/---

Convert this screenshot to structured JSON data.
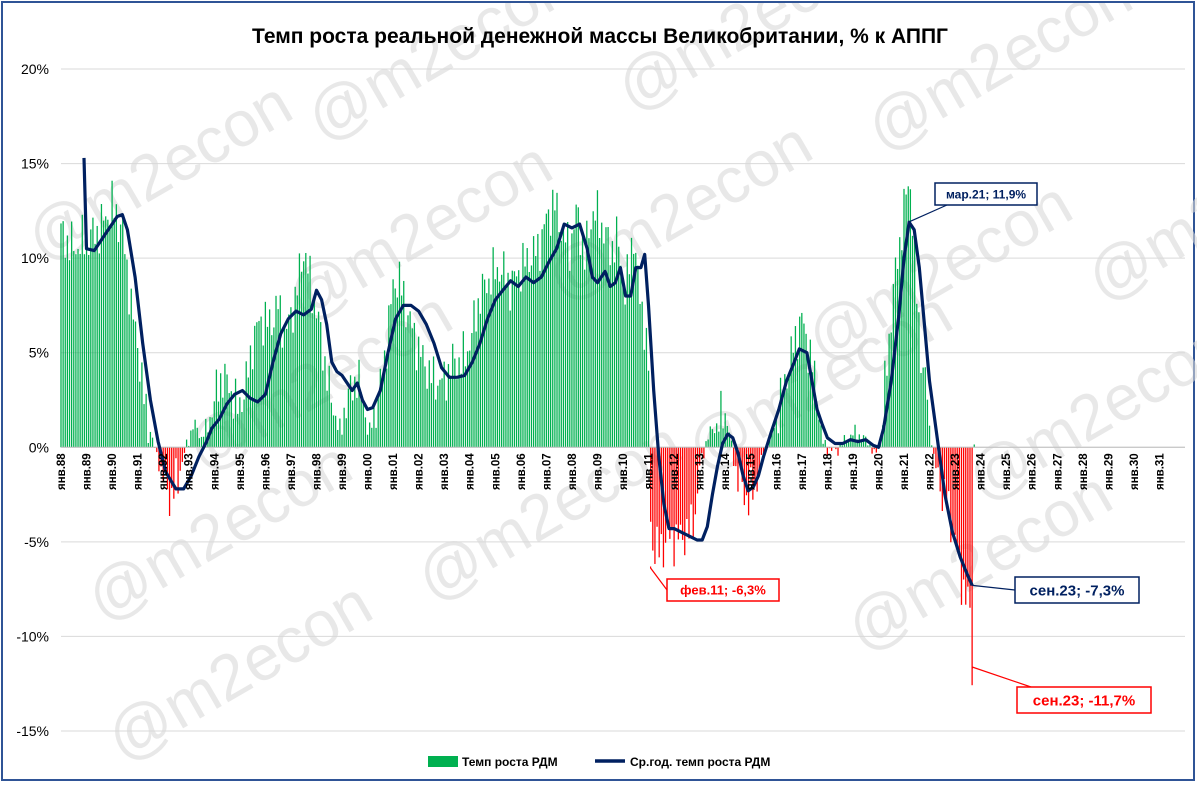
{
  "chart_data": {
    "type": "bar",
    "title": "Темп роста реальной денежной массы Великобритании, % к АППГ",
    "ylim": [
      -15,
      20
    ],
    "y_ticks": [
      "20%",
      "15%",
      "10%",
      "5%",
      "0%",
      "-5%",
      "-10%",
      "-15%"
    ],
    "y_tick_values": [
      20,
      15,
      10,
      5,
      0,
      -5,
      -10,
      -15
    ],
    "x_start_year": 1988,
    "x_tick_labels": [
      "янв.88",
      "янв.89",
      "янв.90",
      "янв.91",
      "янв.92",
      "янв.93",
      "янв.94",
      "янв.95",
      "янв.96",
      "янв.97",
      "янв.98",
      "янв.99",
      "янв.00",
      "янв.01",
      "янв.02",
      "янв.03",
      "янв.04",
      "янв.05",
      "янв.06",
      "янв.07",
      "янв.08",
      "янв.09",
      "янв.10",
      "янв.11",
      "янв.12",
      "янв.13",
      "янв.14",
      "янв.15",
      "янв.16",
      "янв.17",
      "янв.18",
      "янв.19",
      "янв.20",
      "янв.21",
      "янв.22",
      "янв.23",
      "янв.24",
      "янв.25",
      "янв.26",
      "янв.27",
      "янв.28",
      "янв.29",
      "янв.30",
      "янв.31"
    ],
    "grid": true,
    "legend_position": "bottom",
    "colors": {
      "positive": "#00b050",
      "negative": "#ff0000",
      "line": "#002060",
      "red_label": "#ff0000",
      "blue_label": "#002060"
    },
    "series": [
      {
        "name": "Темп роста РДМ",
        "kind": "bar",
        "anchors": [
          [
            1988.0,
            11.3
          ],
          [
            1988.5,
            10.5
          ],
          [
            1989.0,
            11.0
          ],
          [
            1989.5,
            11.5
          ],
          [
            1990.0,
            12.8
          ],
          [
            1990.4,
            11.5
          ],
          [
            1990.8,
            7.0
          ],
          [
            1991.0,
            5.5
          ],
          [
            1991.3,
            2.0
          ],
          [
            1991.6,
            0.3
          ],
          [
            1991.75,
            -0.5
          ],
          [
            1992.0,
            -1.5
          ],
          [
            1992.3,
            -2.8
          ],
          [
            1992.6,
            -1.5
          ],
          [
            1992.9,
            0.0
          ],
          [
            1993.2,
            1.3
          ],
          [
            1993.5,
            0.5
          ],
          [
            1993.8,
            1.5
          ],
          [
            1994.0,
            2.5
          ],
          [
            1994.3,
            3.8
          ],
          [
            1994.6,
            3.2
          ],
          [
            1994.9,
            2.0
          ],
          [
            1995.2,
            3.0
          ],
          [
            1995.5,
            5.5
          ],
          [
            1995.8,
            6.8
          ],
          [
            1996.2,
            6.5
          ],
          [
            1996.5,
            7.5
          ],
          [
            1996.8,
            6.0
          ],
          [
            1997.2,
            8.0
          ],
          [
            1997.5,
            10.5
          ],
          [
            1997.8,
            8.5
          ],
          [
            1998.1,
            6.5
          ],
          [
            1998.5,
            3.0
          ],
          [
            1998.9,
            1.0
          ],
          [
            1999.2,
            2.5
          ],
          [
            1999.6,
            3.8
          ],
          [
            1999.9,
            2.0
          ],
          [
            2000.1,
            0.8
          ],
          [
            2000.4,
            2.5
          ],
          [
            2000.7,
            5.0
          ],
          [
            2001.0,
            8.5
          ],
          [
            2001.2,
            9.0
          ],
          [
            2001.5,
            7.5
          ],
          [
            2001.8,
            6.0
          ],
          [
            2002.2,
            4.5
          ],
          [
            2002.6,
            3.5
          ],
          [
            2003.0,
            3.5
          ],
          [
            2003.3,
            4.5
          ],
          [
            2003.7,
            4.5
          ],
          [
            2004.0,
            5.5
          ],
          [
            2004.4,
            8.0
          ],
          [
            2004.8,
            9.0
          ],
          [
            2005.2,
            9.5
          ],
          [
            2005.6,
            8.5
          ],
          [
            2006.0,
            9.5
          ],
          [
            2006.3,
            10.0
          ],
          [
            2006.7,
            10.5
          ],
          [
            2007.0,
            12.0
          ],
          [
            2007.3,
            13.0
          ],
          [
            2007.6,
            11.5
          ],
          [
            2007.9,
            10.5
          ],
          [
            2008.2,
            12.5
          ],
          [
            2008.5,
            10.0
          ],
          [
            2008.8,
            12.5
          ],
          [
            2009.1,
            12.0
          ],
          [
            2009.5,
            10.5
          ],
          [
            2009.8,
            11.0
          ],
          [
            2010.1,
            8.0
          ],
          [
            2010.4,
            11.5
          ],
          [
            2010.6,
            8.5
          ],
          [
            2010.8,
            7.0
          ],
          [
            2011.0,
            4.0
          ],
          [
            2011.05,
            -2.5
          ],
          [
            2011.1,
            -5.0
          ],
          [
            2011.4,
            -5.5
          ],
          [
            2011.8,
            -4.8
          ],
          [
            2012.2,
            -4.8
          ],
          [
            2012.6,
            -4.5
          ],
          [
            2012.9,
            -3.0
          ],
          [
            2013.0,
            -1.0
          ],
          [
            2013.2,
            0.0
          ],
          [
            2013.4,
            0.8
          ],
          [
            2013.7,
            1.2
          ],
          [
            2014.0,
            2.0
          ],
          [
            2014.2,
            0.5
          ],
          [
            2014.3,
            -0.5
          ],
          [
            2014.6,
            -2.0
          ],
          [
            2014.9,
            -2.8
          ],
          [
            2015.2,
            -2.0
          ],
          [
            2015.5,
            -0.3
          ],
          [
            2015.8,
            0.5
          ],
          [
            2016.1,
            2.0
          ],
          [
            2016.4,
            3.8
          ],
          [
            2016.7,
            5.5
          ],
          [
            2017.0,
            6.8
          ],
          [
            2017.3,
            5.0
          ],
          [
            2017.6,
            3.0
          ],
          [
            2017.8,
            0.3
          ],
          [
            2017.95,
            0.0
          ],
          [
            2018.2,
            -0.2
          ],
          [
            2018.5,
            0.0
          ],
          [
            2018.8,
            0.5
          ],
          [
            2019.1,
            0.8
          ],
          [
            2019.4,
            0.5
          ],
          [
            2019.7,
            0.0
          ],
          [
            2019.9,
            -0.3
          ],
          [
            2020.1,
            0.5
          ],
          [
            2020.3,
            4.0
          ],
          [
            2020.6,
            8.5
          ],
          [
            2020.9,
            11.5
          ],
          [
            2021.1,
            13.5
          ],
          [
            2021.25,
            14.0
          ],
          [
            2021.5,
            8.0
          ],
          [
            2021.7,
            4.5
          ],
          [
            2021.9,
            3.0
          ],
          [
            2022.0,
            1.0
          ],
          [
            2022.15,
            -0.5
          ],
          [
            2022.4,
            -2.0
          ],
          [
            2022.7,
            -3.0
          ],
          [
            2023.0,
            -5.0
          ],
          [
            2023.2,
            -6.5
          ],
          [
            2023.4,
            -8.0
          ],
          [
            2023.6,
            -8.5
          ],
          [
            2023.67,
            -11.7
          ],
          [
            2023.75,
            0.0
          ]
        ]
      },
      {
        "name": "Ср.год. темп роста РДМ",
        "kind": "line",
        "points": [
          [
            1988.9,
            15.3
          ],
          [
            1989.0,
            10.5
          ],
          [
            1989.3,
            10.4
          ],
          [
            1989.6,
            11.0
          ],
          [
            1989.9,
            11.6
          ],
          [
            1990.2,
            12.2
          ],
          [
            1990.4,
            12.3
          ],
          [
            1990.6,
            11.5
          ],
          [
            1990.9,
            9.0
          ],
          [
            1991.2,
            5.5
          ],
          [
            1991.5,
            2.5
          ],
          [
            1991.8,
            0.3
          ],
          [
            1992.1,
            -1.3
          ],
          [
            1992.5,
            -2.2
          ],
          [
            1992.8,
            -2.2
          ],
          [
            1993.1,
            -1.5
          ],
          [
            1993.4,
            -0.5
          ],
          [
            1993.7,
            0.3
          ],
          [
            1993.9,
            1.0
          ],
          [
            1994.2,
            1.5
          ],
          [
            1994.5,
            2.3
          ],
          [
            1994.8,
            2.8
          ],
          [
            1995.1,
            3.0
          ],
          [
            1995.4,
            2.6
          ],
          [
            1995.7,
            2.4
          ],
          [
            1996.0,
            2.8
          ],
          [
            1996.3,
            4.5
          ],
          [
            1996.6,
            6.0
          ],
          [
            1996.9,
            6.8
          ],
          [
            1997.2,
            7.2
          ],
          [
            1997.5,
            7.0
          ],
          [
            1997.8,
            7.3
          ],
          [
            1998.0,
            8.3
          ],
          [
            1998.2,
            7.8
          ],
          [
            1998.4,
            6.5
          ],
          [
            1998.6,
            4.5
          ],
          [
            1998.8,
            4.0
          ],
          [
            1999.0,
            3.8
          ],
          [
            1999.2,
            3.4
          ],
          [
            1999.4,
            3.0
          ],
          [
            1999.6,
            3.4
          ],
          [
            1999.8,
            2.5
          ],
          [
            2000.0,
            2.0
          ],
          [
            2000.2,
            2.1
          ],
          [
            2000.5,
            3.0
          ],
          [
            2000.8,
            5.0
          ],
          [
            2001.1,
            6.8
          ],
          [
            2001.4,
            7.5
          ],
          [
            2001.7,
            7.5
          ],
          [
            2002.0,
            7.2
          ],
          [
            2002.3,
            6.5
          ],
          [
            2002.6,
            5.5
          ],
          [
            2002.9,
            4.2
          ],
          [
            2003.2,
            3.7
          ],
          [
            2003.5,
            3.7
          ],
          [
            2003.8,
            3.8
          ],
          [
            2004.1,
            4.5
          ],
          [
            2004.4,
            5.5
          ],
          [
            2004.7,
            6.8
          ],
          [
            2005.0,
            7.8
          ],
          [
            2005.3,
            8.3
          ],
          [
            2005.6,
            8.8
          ],
          [
            2005.9,
            8.5
          ],
          [
            2006.2,
            9.0
          ],
          [
            2006.5,
            8.7
          ],
          [
            2006.8,
            9.0
          ],
          [
            2007.1,
            9.8
          ],
          [
            2007.4,
            10.5
          ],
          [
            2007.7,
            11.8
          ],
          [
            2008.0,
            11.6
          ],
          [
            2008.3,
            11.8
          ],
          [
            2008.6,
            10.5
          ],
          [
            2008.8,
            9.0
          ],
          [
            2009.0,
            8.7
          ],
          [
            2009.3,
            9.3
          ],
          [
            2009.5,
            8.5
          ],
          [
            2009.7,
            8.7
          ],
          [
            2009.9,
            9.5
          ],
          [
            2010.1,
            8.0
          ],
          [
            2010.3,
            8.0
          ],
          [
            2010.5,
            9.5
          ],
          [
            2010.7,
            9.5
          ],
          [
            2010.85,
            10.2
          ],
          [
            2011.0,
            7.5
          ],
          [
            2011.2,
            3.0
          ],
          [
            2011.4,
            -0.5
          ],
          [
            2011.6,
            -3.0
          ],
          [
            2011.8,
            -4.3
          ],
          [
            2012.0,
            -4.3
          ],
          [
            2012.3,
            -4.5
          ],
          [
            2012.6,
            -4.7
          ],
          [
            2012.9,
            -4.9
          ],
          [
            2013.1,
            -4.9
          ],
          [
            2013.3,
            -4.2
          ],
          [
            2013.5,
            -2.5
          ],
          [
            2013.7,
            -1.0
          ],
          [
            2013.9,
            0.2
          ],
          [
            2014.1,
            0.7
          ],
          [
            2014.3,
            0.5
          ],
          [
            2014.5,
            -0.3
          ],
          [
            2014.7,
            -1.5
          ],
          [
            2014.9,
            -2.3
          ],
          [
            2015.1,
            -2.1
          ],
          [
            2015.3,
            -1.5
          ],
          [
            2015.5,
            -0.5
          ],
          [
            2015.8,
            0.8
          ],
          [
            2016.1,
            2.0
          ],
          [
            2016.4,
            3.5
          ],
          [
            2016.7,
            4.5
          ],
          [
            2016.9,
            5.2
          ],
          [
            2017.2,
            5.0
          ],
          [
            2017.4,
            3.5
          ],
          [
            2017.6,
            2.0
          ],
          [
            2017.8,
            1.2
          ],
          [
            2018.0,
            0.5
          ],
          [
            2018.3,
            0.2
          ],
          [
            2018.6,
            0.2
          ],
          [
            2018.9,
            0.4
          ],
          [
            2019.2,
            0.3
          ],
          [
            2019.5,
            0.4
          ],
          [
            2019.8,
            0.1
          ],
          [
            2020.0,
            0.0
          ],
          [
            2020.2,
            1.0
          ],
          [
            2020.5,
            3.5
          ],
          [
            2020.8,
            7.0
          ],
          [
            2021.0,
            10.0
          ],
          [
            2021.2,
            11.9
          ],
          [
            2021.4,
            11.5
          ],
          [
            2021.6,
            9.5
          ],
          [
            2021.8,
            6.5
          ],
          [
            2022.0,
            3.5
          ],
          [
            2022.3,
            0.5
          ],
          [
            2022.6,
            -2.5
          ],
          [
            2022.9,
            -4.5
          ],
          [
            2023.2,
            -5.8
          ],
          [
            2023.5,
            -6.8
          ],
          [
            2023.67,
            -7.3
          ]
        ]
      }
    ],
    "annotations": [
      {
        "text": "мар.21; 11,9%",
        "x": 2021.17,
        "y": 11.9,
        "color": "#002060"
      },
      {
        "text": "фев.11; -6,3%",
        "x": 2011.08,
        "y": -6.3,
        "color": "#ff0000"
      },
      {
        "text": "сен.23; -7,3%",
        "x": 2023.67,
        "y": -7.3,
        "color": "#002060"
      },
      {
        "text": "сен.23; -11,7%",
        "x": 2023.67,
        "y": -11.7,
        "color": "#ff0000"
      }
    ],
    "watermark": "@m2econ"
  }
}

\---

**REQUEST**: Among the records above, how many lines carry the string "роста"? Reply with the number alone.

**RIGHT ANSWER**: 3